▸ **STATED GOAL**
From the listing below, pick out each line with the word "pages".
"""
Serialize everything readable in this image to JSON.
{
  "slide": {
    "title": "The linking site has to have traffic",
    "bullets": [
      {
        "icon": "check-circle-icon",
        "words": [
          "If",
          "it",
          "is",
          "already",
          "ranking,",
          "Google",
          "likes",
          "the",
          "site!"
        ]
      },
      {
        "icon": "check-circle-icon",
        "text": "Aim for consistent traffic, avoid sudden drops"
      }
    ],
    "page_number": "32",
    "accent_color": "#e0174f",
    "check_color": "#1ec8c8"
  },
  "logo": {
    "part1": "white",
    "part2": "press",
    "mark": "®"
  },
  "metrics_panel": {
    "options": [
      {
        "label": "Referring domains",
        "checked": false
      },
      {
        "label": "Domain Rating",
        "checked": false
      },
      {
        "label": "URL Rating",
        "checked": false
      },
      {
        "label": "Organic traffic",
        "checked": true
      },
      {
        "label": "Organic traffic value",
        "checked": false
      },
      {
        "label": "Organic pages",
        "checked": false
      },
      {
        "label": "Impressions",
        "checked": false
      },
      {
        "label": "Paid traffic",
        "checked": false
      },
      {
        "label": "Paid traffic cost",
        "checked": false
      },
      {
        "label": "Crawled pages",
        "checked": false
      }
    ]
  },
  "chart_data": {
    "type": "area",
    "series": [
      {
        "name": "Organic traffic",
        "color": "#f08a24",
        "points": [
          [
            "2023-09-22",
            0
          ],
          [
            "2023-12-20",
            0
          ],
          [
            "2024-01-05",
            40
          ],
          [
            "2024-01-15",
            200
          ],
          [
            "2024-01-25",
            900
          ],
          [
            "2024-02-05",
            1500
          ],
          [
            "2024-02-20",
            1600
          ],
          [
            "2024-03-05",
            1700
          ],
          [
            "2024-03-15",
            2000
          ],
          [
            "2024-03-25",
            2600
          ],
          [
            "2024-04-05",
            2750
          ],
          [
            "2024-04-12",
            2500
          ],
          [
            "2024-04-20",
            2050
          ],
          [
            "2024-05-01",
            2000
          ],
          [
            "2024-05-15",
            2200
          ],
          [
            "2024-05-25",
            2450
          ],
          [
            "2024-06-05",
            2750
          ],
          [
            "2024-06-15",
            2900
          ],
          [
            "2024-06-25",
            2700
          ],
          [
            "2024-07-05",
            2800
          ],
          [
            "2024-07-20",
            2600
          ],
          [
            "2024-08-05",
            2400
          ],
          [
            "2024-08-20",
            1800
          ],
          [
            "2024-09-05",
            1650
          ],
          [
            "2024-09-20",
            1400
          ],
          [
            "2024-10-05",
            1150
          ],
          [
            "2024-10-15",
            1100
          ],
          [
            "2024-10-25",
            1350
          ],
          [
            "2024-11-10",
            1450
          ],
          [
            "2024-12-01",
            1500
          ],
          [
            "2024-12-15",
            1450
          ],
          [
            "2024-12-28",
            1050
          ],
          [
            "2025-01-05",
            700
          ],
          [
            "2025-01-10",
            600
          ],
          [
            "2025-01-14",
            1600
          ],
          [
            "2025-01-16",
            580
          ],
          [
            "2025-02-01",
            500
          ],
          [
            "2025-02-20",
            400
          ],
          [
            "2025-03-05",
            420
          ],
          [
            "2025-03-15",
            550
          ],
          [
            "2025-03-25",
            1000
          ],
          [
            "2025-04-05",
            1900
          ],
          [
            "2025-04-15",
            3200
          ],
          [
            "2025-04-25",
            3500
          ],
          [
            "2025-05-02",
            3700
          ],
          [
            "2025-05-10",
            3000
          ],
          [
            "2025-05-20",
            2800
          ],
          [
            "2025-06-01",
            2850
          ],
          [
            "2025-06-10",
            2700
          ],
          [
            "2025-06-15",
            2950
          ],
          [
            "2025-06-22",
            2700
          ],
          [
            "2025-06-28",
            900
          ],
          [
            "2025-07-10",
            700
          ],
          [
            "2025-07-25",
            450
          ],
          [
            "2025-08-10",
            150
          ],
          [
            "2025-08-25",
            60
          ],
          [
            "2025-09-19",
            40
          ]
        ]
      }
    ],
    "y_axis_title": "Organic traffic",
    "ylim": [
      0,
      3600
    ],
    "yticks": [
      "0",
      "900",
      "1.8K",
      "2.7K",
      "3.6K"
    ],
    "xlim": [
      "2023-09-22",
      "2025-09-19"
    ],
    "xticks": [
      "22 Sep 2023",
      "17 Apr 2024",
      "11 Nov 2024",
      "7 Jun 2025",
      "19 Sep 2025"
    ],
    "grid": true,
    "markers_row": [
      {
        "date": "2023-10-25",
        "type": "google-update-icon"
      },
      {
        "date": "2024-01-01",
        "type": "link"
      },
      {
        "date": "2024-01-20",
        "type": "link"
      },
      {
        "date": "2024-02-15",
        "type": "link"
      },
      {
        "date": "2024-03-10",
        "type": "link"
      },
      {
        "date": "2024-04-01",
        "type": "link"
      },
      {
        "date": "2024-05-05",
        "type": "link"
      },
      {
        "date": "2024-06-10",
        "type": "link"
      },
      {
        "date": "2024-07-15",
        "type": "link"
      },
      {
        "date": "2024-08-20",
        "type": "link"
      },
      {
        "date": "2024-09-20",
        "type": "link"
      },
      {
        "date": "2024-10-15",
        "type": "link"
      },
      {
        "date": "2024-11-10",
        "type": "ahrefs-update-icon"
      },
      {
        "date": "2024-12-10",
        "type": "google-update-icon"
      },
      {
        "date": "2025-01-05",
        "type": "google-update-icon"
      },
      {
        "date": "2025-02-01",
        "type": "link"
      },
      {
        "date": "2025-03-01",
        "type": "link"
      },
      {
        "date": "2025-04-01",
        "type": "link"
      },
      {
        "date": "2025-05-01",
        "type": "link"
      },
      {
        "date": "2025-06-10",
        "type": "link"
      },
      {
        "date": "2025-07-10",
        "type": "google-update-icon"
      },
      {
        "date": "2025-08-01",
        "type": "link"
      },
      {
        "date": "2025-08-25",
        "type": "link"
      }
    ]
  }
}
"""
▸ **ANSWER TO THIS TASK**
        "label": "Organic pages",
        "label": "Crawled pages",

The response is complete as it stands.